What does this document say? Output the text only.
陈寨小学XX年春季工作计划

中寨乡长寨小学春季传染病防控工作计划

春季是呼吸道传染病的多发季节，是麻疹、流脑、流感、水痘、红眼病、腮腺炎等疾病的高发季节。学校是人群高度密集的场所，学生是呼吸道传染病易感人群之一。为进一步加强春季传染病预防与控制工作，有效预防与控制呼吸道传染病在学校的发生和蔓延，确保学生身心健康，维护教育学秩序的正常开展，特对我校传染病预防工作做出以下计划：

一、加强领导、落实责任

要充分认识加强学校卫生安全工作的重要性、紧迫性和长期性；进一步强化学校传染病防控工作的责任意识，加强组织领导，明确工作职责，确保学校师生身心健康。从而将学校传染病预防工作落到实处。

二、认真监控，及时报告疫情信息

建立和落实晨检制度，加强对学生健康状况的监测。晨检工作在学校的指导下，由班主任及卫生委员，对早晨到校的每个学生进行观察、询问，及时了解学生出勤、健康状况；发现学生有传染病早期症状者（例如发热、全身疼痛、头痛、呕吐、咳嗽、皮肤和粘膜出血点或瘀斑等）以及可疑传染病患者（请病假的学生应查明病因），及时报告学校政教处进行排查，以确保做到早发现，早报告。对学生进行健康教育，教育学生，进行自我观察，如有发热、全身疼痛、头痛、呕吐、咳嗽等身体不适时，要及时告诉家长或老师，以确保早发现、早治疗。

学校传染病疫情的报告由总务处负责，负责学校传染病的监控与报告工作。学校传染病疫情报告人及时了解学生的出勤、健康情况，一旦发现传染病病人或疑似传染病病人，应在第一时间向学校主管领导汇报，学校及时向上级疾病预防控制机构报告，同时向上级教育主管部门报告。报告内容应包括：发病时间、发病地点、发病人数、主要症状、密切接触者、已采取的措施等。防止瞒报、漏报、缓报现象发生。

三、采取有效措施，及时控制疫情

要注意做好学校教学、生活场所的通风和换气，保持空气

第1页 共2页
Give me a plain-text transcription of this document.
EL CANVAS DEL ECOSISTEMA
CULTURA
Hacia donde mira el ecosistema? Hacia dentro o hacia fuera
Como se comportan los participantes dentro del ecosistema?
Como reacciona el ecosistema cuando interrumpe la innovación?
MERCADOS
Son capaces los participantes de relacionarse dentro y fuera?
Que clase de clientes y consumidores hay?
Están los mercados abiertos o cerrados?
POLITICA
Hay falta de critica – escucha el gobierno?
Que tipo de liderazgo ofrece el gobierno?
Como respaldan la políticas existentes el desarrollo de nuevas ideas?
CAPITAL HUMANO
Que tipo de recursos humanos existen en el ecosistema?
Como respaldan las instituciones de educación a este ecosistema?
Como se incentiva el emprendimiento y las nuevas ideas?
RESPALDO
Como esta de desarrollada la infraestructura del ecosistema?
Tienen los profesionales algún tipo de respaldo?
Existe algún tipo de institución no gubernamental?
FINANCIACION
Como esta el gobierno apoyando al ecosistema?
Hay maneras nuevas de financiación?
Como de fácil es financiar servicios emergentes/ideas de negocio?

■ **EXERCISE GOAL**:
Whenever "gobierno" turns up in a line, pick that line out.

■ **RESPONSE TO THIS TASK**:
Hay falta de critica – escucha el gobierno?
Que tipo de liderazgo ofrece el gobierno?
Como esta el gobierno apoyando al ecosistema?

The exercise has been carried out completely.